→ Data lines:
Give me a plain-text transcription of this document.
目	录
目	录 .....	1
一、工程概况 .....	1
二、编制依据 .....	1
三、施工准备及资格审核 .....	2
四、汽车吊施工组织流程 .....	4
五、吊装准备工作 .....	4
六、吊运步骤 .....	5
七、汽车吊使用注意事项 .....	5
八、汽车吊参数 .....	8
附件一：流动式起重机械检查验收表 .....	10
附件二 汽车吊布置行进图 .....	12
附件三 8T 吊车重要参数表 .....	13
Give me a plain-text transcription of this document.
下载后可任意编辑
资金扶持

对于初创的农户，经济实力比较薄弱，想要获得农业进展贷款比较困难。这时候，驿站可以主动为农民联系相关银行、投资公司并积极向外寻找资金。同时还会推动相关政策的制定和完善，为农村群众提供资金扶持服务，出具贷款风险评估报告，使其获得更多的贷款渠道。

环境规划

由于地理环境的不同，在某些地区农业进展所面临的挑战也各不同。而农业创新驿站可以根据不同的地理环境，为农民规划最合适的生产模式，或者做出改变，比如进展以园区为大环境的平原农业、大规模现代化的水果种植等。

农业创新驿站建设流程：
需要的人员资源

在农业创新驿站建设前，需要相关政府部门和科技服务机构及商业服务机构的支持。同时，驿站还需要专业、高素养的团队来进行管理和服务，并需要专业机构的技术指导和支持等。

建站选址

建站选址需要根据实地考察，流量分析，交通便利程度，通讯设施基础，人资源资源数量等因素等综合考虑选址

→ Stated goal: Reproduce the data in full, exactly as presented.

→ Solved exercise:
Give me a plain-text transcription of this document.
目	录
目	录 .....	1
一、工程概况 .....	1
二、编制依据 .....	1
三、施工准备及资格审核 .....	2
四、汽车吊施工组织流程 .....	4
五、吊装准备工作 .....	4
六、吊运步骤 .....	5
七、汽车吊使用注意事项 .....	5
八、汽车吊参数 .....	8
附件一：流动式起重机械检查验收表 .....	10
附件二 汽车吊布置行进图 .....	12
附件三 8T 吊车重要参数表 .....	13
Give me a plain-text transcription of this document.
下载后可任意编辑
资金扶持

对于初创的农户，经济实力比较薄弱，想要获得农业进展贷款比较困难。这时候，驿站可以主动为农民联系相关银行、投资公司并积极向外寻找资金。同时还会推动相关政策的制定和完善，为农村群众提供资金扶持服务，出具贷款风险评估报告，使其获得更多的贷款渠道。

环境规划

由于地理环境的不同，在某些地区农业进展所面临的挑战也各不同。而农业创新驿站可以根据不同的地理环境，为农民规划最合适的生产模式，或者做出改变，比如进展以园区为大环境的平原农业、大规模现代化的水果种植等。

农业创新驿站建设流程：
需要的人员资源

在农业创新驿站建设前，需要相关政府部门和科技服务机构及商业服务机构的支持。同时，驿站还需要专业、高素养的团队来进行管理和服务，并需要专业机构的技术指导和支持等。

建站选址

建站选址需要根据实地考察，流量分析，交通便利程度，通讯设施基础，人资源资源数量等因素等综合考虑选址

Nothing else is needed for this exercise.